→ **Task details**:
Review the material and extract every line in which the word "letters" occurs.

(Extracted data entries)
=-=-=-=-=
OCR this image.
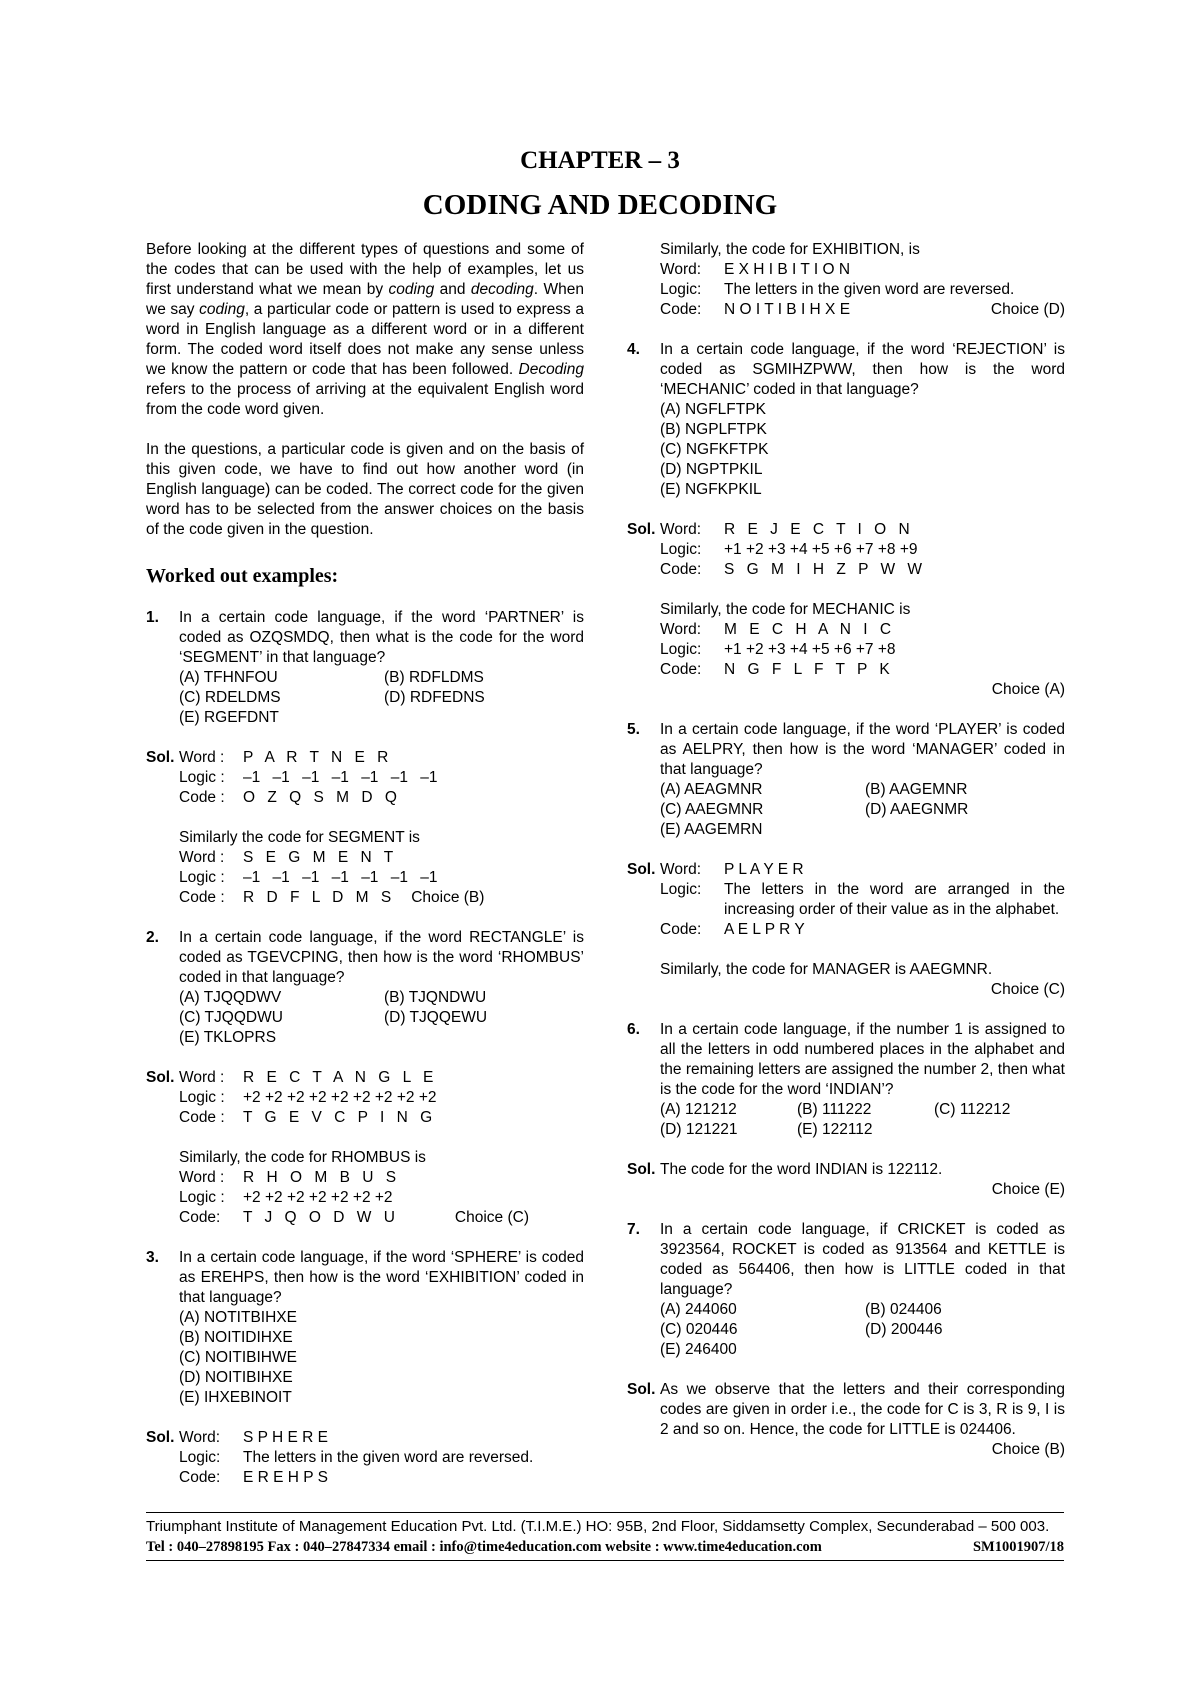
CHAPTER – 3
CODING AND DECODING

Before looking at the different types of questions and some of the codes that can be used with the help of examples, let us first understand what we mean by coding and decoding. When we say coding, a particular code or pattern is used to express a word in English language as a different word or in a different form. The coded word itself does not make any sense unless we know the pattern or code that has been followed. Decoding refers to the process of arriving at the equivalent English word from the code word given.

In the questions, a particular code is given and on the basis of this given code, we have to find out how another word (in English language) can be coded. The correct code for the given word has to be selected from the answer choices on the basis of the code given in the question.

Worked out examples:
1. In a certain code language, if the word ‘PARTNER’ is coded as OZQSMDQ, then what is the code for the word ‘SEGMENT’ in that language?

(A) TFHNFOU	(B) RDFLDMS
(C) RDELDMS	(D) RDFEDNS
(E) RGEFDNT
Sol. Word :	P A R T N E R
Logic :	–1 –1 –1 –1 –1 –1 –1
Code :	O Z Q S M D Q
Similarly the code for SEGMENT is
Word :	S E G M E N T
Logic :	–1 –1 –1 –1 –1 –1 –1
Code :	R D F L D M S Choice (B)
2. In a certain code language, if the word RECTANGLE’ is coded as TGEVCPING, then how is the word ‘RHOMBUS’ coded in that language?

(A) TJQQDWV	(B) TJQNDWU
(C) TJQQDWU	(D) TJQQEWU
(E) TKLOPRS
Sol. Word :	R E C T A N G L E
Logic :	+2 +2 +2 +2 +2 +2 +2 +2 +2
Code :	T G E V C P I N G
Similarly, the code for RHOMBUS is
Word :	R H O M B U S
Logic :	+2 +2 +2 +2 +2 +2 +2
Code:	T J Q O D W U	Choice (C)
3. In a certain code language, if the word ‘SPHERE’ is coded as EREHPS, then how is the word ‘EXHIBITION’ coded in that language?

(A) NOTITBIHXE
(B) NOITIDIHXE
(C) NOITIBIHWE
(D) NOITIBIHXE
(E) IHXEBINOIT
Sol. Word:	S P H E R E
Logic:	The letters in the given word are reversed.
Code:	E R E H P S
Similarly, the code for EXHIBITION, is
Word:	E X H I B I T I O N
Logic:	The letters in the given word are reversed.
Code:	N O I T I B I H X E	Choice (D)
4. In a certain code language, if the word ‘REJECTION’ is coded as SGMIHZPWW, then how is the word ‘MECHANIC’ coded in that language?

(A) NGFLFTPK
(B) NGPLFTPK
(C) NGFKFTPK
(D) NGPTPKIL
(E) NGFKPKIL
Sol. Word:	R E J E C T I O N
Logic:	+1 +2 +3 +4 +5 +6 +7 +8 +9
Code:	S G M I H Z P W W
Similarly, the code for MECHANIC is
Word:	M E C H A N I C
Logic:	+1 +2 +3 +4 +5 +6 +7 +8
Code:	N G F L F T P K
Choice (A)
5. In a certain code language, if the word ‘PLAYER’ is coded as AELPRY, then how is the word ‘MANAGER’ coded in that language?

(A) AEAGMNR	(B) AAGEMNR
(C) AAEGMNR	(D) AAEGNMR
(E) AAGEMRN
Sol. Word:	P L A Y E R
Logic:	The letters in the word are arranged in the increasing order of their value as in the alphabet.
Code:	A E L P R Y
Similarly, the code for MANAGER is AAEGMNR.
Choice (C)
6. In a certain code language, if the number 1 is assigned to all the letters in odd numbered places in the alphabet and the remaining letters are assigned the number 2, then what is the code for the word ‘INDIAN’?

(A) 121212	(B) 111222	(C) 112212
(D) 121221	(E) 122112
Sol. The code for the word INDIAN is 122112.
Choice (E)
7. In a certain code language, if CRICKET is coded as 3923564, ROCKET is coded as 913564 and KETTLE is coded as 564406, then how is LITTLE coded in that language?

(A) 244060	(B) 024406
(C) 020446	(D) 200446
(E) 246400
Sol. As we observe that the letters and their corresponding codes are given in order i.e., the code for C is 3, R is 9, I is 2 and so on. Hence, the code for LITTLE is 024406.
Choice (B)

Triumphant Institute of Management Education Pvt. Ltd. (T.I.M.E.) HO: 95B, 2nd Floor, Siddamsetty Complex, Secunderabad – 500 003.
Tel : 040–27898195 Fax : 040–27847334 email : info@time4education.com website : www.time4education.com	SM1001907/18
=-=-=-=-=
→ **Exercise output**:
Logic:	The letters in the given word are reversed.
Logic:	The letters in the given word are reversed.
Logic:	The letters in the word are arranged in the increasing order of their value as in the alphabet.
6. In a certain code language, if the number 1 is assigned to all the letters in odd numbered places in the alphabet and the remaining letters are assigned the number 2, then what is the code for the word ‘INDIAN’?
Sol. As we observe that the letters and their corresponding codes are given in order i.e., the code for C is 3, R is 9, I is 2 and so on. Hence, the code for LITTLE is 024406.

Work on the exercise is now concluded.